# Exercise:
Identify each line holding the string "color" and copy it.

# Stored data:
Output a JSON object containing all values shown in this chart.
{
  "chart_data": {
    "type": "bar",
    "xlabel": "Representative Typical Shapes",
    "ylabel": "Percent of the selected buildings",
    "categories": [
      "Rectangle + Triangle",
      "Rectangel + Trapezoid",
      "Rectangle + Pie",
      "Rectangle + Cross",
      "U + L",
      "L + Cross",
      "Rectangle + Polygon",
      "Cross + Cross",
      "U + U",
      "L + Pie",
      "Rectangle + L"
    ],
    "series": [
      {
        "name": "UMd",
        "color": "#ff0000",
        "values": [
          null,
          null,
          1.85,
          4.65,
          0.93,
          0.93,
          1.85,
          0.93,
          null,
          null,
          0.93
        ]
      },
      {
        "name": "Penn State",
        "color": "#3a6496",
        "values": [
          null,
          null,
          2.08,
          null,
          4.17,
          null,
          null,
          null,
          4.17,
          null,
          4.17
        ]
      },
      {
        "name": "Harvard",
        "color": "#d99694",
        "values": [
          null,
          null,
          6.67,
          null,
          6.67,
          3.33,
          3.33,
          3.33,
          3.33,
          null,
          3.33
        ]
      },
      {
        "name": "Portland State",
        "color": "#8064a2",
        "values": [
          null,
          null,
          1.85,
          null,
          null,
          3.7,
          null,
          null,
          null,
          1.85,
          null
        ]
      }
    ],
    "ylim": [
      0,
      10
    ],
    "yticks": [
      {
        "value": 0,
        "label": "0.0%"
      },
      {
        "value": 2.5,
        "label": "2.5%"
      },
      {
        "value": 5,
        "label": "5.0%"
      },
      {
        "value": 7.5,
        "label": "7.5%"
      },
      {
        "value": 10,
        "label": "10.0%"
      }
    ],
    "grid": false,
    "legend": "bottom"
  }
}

# Solution to the exercise:
        "color": "#ff0000",
        "color": "#3a6496",
        "color": "#d99694",
        "color": "#8064a2",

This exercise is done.